Please print, unchanged, the lines of the items that begin at the line containing "bar-mog-perforin [263,227,295,239]" and stop after the line containing "legend-saline-marker [18,20,24,26]".

***

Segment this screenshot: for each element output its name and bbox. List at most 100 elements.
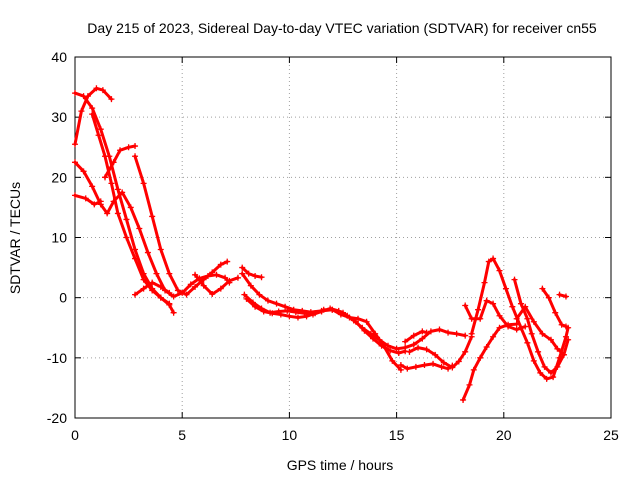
- series-arc-16: [406, 333, 475, 371]
- data-point: [132, 143, 139, 150]
- data-point: [511, 276, 518, 283]
- data-point: [539, 330, 546, 337]
- data-point: [174, 287, 181, 294]
- data-point: [453, 330, 460, 337]
- data-point: [554, 345, 561, 352]
- data-point: [541, 363, 548, 370]
- series-arc-13: [243, 295, 404, 373]
- data-point: [260, 308, 267, 315]
- data-point: [483, 344, 490, 351]
- data-point: [380, 342, 387, 349]
- data-point: [149, 213, 156, 220]
- data-point: [209, 291, 216, 298]
- grid: [75, 57, 611, 418]
- series-arc-22: [539, 285, 569, 330]
- data-point: [213, 271, 220, 278]
- y-tick-label: -10: [47, 350, 67, 366]
- data-point: [132, 291, 139, 298]
- data-point: [468, 330, 475, 337]
- data-point: [153, 270, 160, 277]
- data-point: [72, 159, 78, 166]
- data-point: [264, 297, 271, 304]
- data-point: [427, 328, 434, 335]
- y-tick-label: 30: [51, 109, 67, 125]
- data-point: [224, 258, 231, 265]
- data-point: [286, 313, 293, 320]
- data-point: [110, 159, 117, 166]
- series-arc-5: [89, 111, 173, 307]
- data-point: [485, 258, 492, 265]
- data-point: [170, 309, 177, 316]
- data-point: [80, 168, 87, 175]
- data-point: [136, 225, 143, 232]
- data-point: [149, 287, 156, 294]
- data-point: [157, 283, 164, 290]
- data-point: [117, 147, 124, 154]
- data-point: [412, 363, 419, 370]
- data-point: [490, 255, 497, 262]
- data-point: [547, 369, 554, 376]
- y-axis-title: SDTVAR / TECUs: [7, 182, 23, 294]
- data-point: [157, 246, 164, 253]
- data-point: [558, 321, 565, 328]
- data-point: [393, 345, 400, 352]
- series-arc-15: [402, 328, 430, 345]
- data-point: [483, 297, 490, 304]
- data-point: [114, 210, 121, 217]
- data-point: [404, 365, 411, 372]
- data-point: [436, 326, 443, 333]
- data-point: [89, 105, 96, 112]
- data-point: [496, 312, 503, 319]
- data-point: [192, 283, 199, 290]
- data-point: [430, 360, 437, 367]
- data-point: [282, 303, 289, 310]
- series-line: [240, 266, 263, 279]
- y-tick-label: 0: [59, 290, 67, 306]
- series-layer: [72, 85, 572, 403]
- y-tick-label: 10: [51, 230, 67, 246]
- data-point: [89, 111, 96, 118]
- data-point: [234, 274, 241, 281]
- data-point: [125, 144, 132, 151]
- series-line: [133, 154, 229, 297]
- data-point: [419, 335, 426, 342]
- series-arc-3: [72, 159, 233, 300]
- data-point: [547, 336, 554, 343]
- data-point: [415, 344, 422, 351]
- data-point: [312, 310, 319, 317]
- data-point: [490, 300, 497, 307]
- data-point: [421, 362, 428, 369]
- data-point: [93, 85, 100, 92]
- data-point: [466, 381, 473, 388]
- data-point: [80, 93, 87, 100]
- series-arc-6: [102, 143, 139, 181]
- series-arc-14: [397, 360, 456, 372]
- data-point: [524, 315, 531, 322]
- data-point: [123, 216, 130, 223]
- data-point: [72, 192, 78, 199]
- data-point: [337, 311, 344, 318]
- data-point: [535, 348, 542, 355]
- data-point: [502, 285, 509, 292]
- data-point: [562, 293, 569, 300]
- data-point: [140, 276, 147, 283]
- data-point: [170, 293, 177, 300]
- data-point: [104, 210, 111, 217]
- data-point: [423, 329, 430, 336]
- data-point: [252, 273, 259, 280]
- data-point: [513, 315, 520, 322]
- series-arc-21: [513, 303, 567, 358]
- data-point: [562, 333, 569, 340]
- y-tick-labels: -20 -10 0 10 20 30 40: [47, 49, 67, 426]
- data-point: [397, 362, 404, 369]
- data-point: [303, 313, 310, 320]
- data-point: [123, 234, 130, 241]
- data-point: [545, 294, 552, 301]
- data-point: [395, 350, 402, 357]
- data-point: [462, 302, 469, 309]
- x-tick-label: 10: [282, 427, 298, 443]
- data-point: [402, 338, 409, 345]
- data-point: [423, 346, 430, 353]
- data-point: [72, 141, 78, 148]
- x-tick-label: 0: [71, 427, 79, 443]
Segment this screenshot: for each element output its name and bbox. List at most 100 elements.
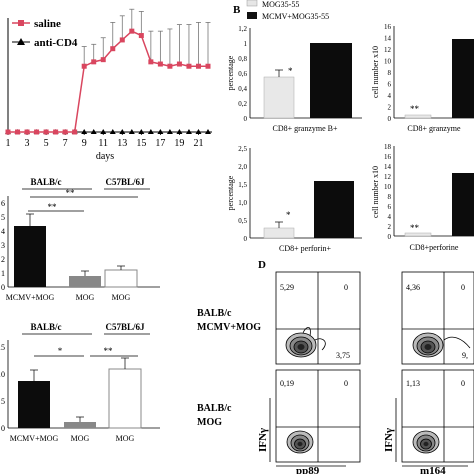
bar-mog-perforin [263,227,295,239]
c1-sig: ** [48,202,58,212]
quad-ur: 0 [344,379,348,388]
c1-sig-wide: ** [66,188,76,198]
legend-anti-cd4-marker [17,38,25,45]
d-y-label-2: IFNγ [383,428,395,452]
b4-tick: 6 [388,203,392,211]
quad-ur: 0 [344,283,348,292]
b2-tick: 4 [388,92,392,100]
c2-sig-1: * [58,346,63,356]
point-saline [72,129,78,135]
d-row2-strain: BALB/c [197,403,232,414]
flow-plot-m164-mog: 1,13 0 [401,369,474,463]
legend-saline-marker [18,20,24,26]
point-saline [34,129,40,135]
b1-tick: 0,6 [238,70,247,78]
x-tick-label: 1 [6,138,11,149]
c2-cat-3: MOG [116,434,135,443]
bar-mcmv-perforin-cells [452,173,474,236]
point-saline [157,61,163,67]
b3-y-ticks: 0 0,5 1,0 1,5 2,0 2,5 [238,145,247,243]
panel-d-flow-cytometry: D BALB/c MCMV+MOG BALB/c MOG 5,29 0 3,75 [197,259,474,474]
panel-b-granzyme-cells: 0 2 4 6 8 10 12 14 16 cell number x10 **… [371,23,474,133]
point-saline [91,59,97,65]
b4-tick: 16 [384,153,392,161]
panel-a-line-chart: 1 3 5 7 9 11 13 15 17 19 21 days saline anti-CD4 [5,8,212,162]
x-tick-label: 7 [63,138,68,149]
c2-tick: 5 [1,397,5,406]
panel-c2-bar-chart: BALB/c C57BL/6J * ** 0 5 10 15 MCMV+MOG … [0,322,160,443]
point-saline [81,63,87,69]
x-tick-label: 13 [117,138,127,149]
bar-mog-granzyme [263,76,295,119]
legend-mcmv-label: MCMV+MOG35-55 [262,12,329,21]
point-saline [129,28,135,34]
c2-tick: 15 [0,343,5,352]
c1-cat-1: MCMV+MOG [6,293,55,302]
bar-mcmv-granzyme-cells [452,39,474,118]
flow-plot-pp89-mcmv: 5,29 0 3,75 [275,271,361,365]
point-anti-cd4 [81,129,88,134]
panel-b-perforin-percentage: 0 0,5 1,0 1,5 2,0 2,5 percentage * CD8+ … [226,145,362,253]
c1-cat-2: MOG [76,293,95,302]
b2-tick: 8 [388,69,392,77]
contour-cluster [412,332,471,358]
c1-tick: 4 [1,227,5,236]
x-tick-label: 9 [82,138,87,149]
b1-tick: 1 [244,40,248,48]
series-line-saline [8,30,208,133]
x-tick-label: 21 [193,138,203,149]
b2-tick: 14 [384,35,392,43]
b4-tick: 8 [388,193,392,201]
c1-cat-3: MOG [112,293,131,302]
d-x-label-1: pp89 [296,465,320,474]
point-anti-cd4 [205,129,211,134]
point-saline [186,63,192,69]
b4-y-label: cell number x10 [371,166,380,218]
b2-significance: ** [410,104,420,114]
point-anti-cd4 [128,129,135,134]
legend-mog-swatch [246,0,258,7]
c2-bar-mog-balbc [64,422,96,428]
panel-a-error-bars [81,8,211,67]
point-saline [110,46,116,52]
point-saline [24,129,30,135]
b1-tick: 0,8 [238,55,247,63]
c1-tick: 6 [1,199,5,208]
b3-tick: 1,0 [238,199,247,207]
b2-tick: 12 [384,46,392,54]
point-saline [100,57,106,63]
quad-ul: 5,29 [280,283,294,292]
d-x-label-2: m164 [420,465,446,474]
point-saline [5,129,11,135]
point-anti-cd4 [119,129,126,134]
bar-mog-granzyme-cells [404,114,432,119]
b2-tick: 2 [388,104,392,112]
point-anti-cd4 [109,129,116,134]
legend-anti-cd4-label: anti-CD4 [34,37,78,49]
b4-tick: 2 [388,223,392,231]
flow-plot-pp89-mog: 0,19 0 [275,369,361,463]
point-saline [176,61,182,67]
point-anti-cd4 [157,129,164,134]
contour-cluster [285,326,326,358]
b3-tick: 2,0 [238,163,247,171]
b3-significance: * [286,210,291,220]
d-y-label-1: IFNγ [257,428,269,452]
point-saline [15,129,21,135]
point-saline [205,63,211,69]
contour-cluster [286,430,314,454]
quad-ur: 0 [461,283,465,292]
quad-ur: 0 [461,379,465,388]
c1-tick: 1 [1,269,5,278]
b1-tick: 0,2 [238,100,247,108]
b2-y-label: cell number x10 [371,46,380,98]
panel-b-label: B [233,4,241,16]
bar-mog-perforin-cells [404,232,432,237]
point-anti-cd4 [138,129,145,134]
panel-d-label: D [258,259,266,271]
b2-tick: 16 [384,23,392,31]
b4-tick: 0 [388,233,392,241]
c2-tick: 0 [1,424,5,433]
b3-y-label: percentage [226,175,235,210]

***

[Answer in full]
bar-mog-perforin [263,227,295,239]
c1-sig: ** [48,202,58,212]
quad-ur: 0 [344,379,348,388]
c1-sig-wide: ** [66,188,76,198]
legend-anti-cd4-marker [17,38,25,45]
d-y-label-2: IFNγ [383,428,395,452]
b4-tick: 6 [388,203,392,211]
quad-ur: 0 [344,283,348,292]
b2-tick: 4 [388,92,392,100]
c2-sig-1: * [58,346,63,356]
point-saline [72,129,78,135]
d-row2-strain: BALB/c [197,403,232,414]
flow-plot-m164-mog: 1,13 0 [401,369,474,463]
legend-saline-marker [18,20,24,26]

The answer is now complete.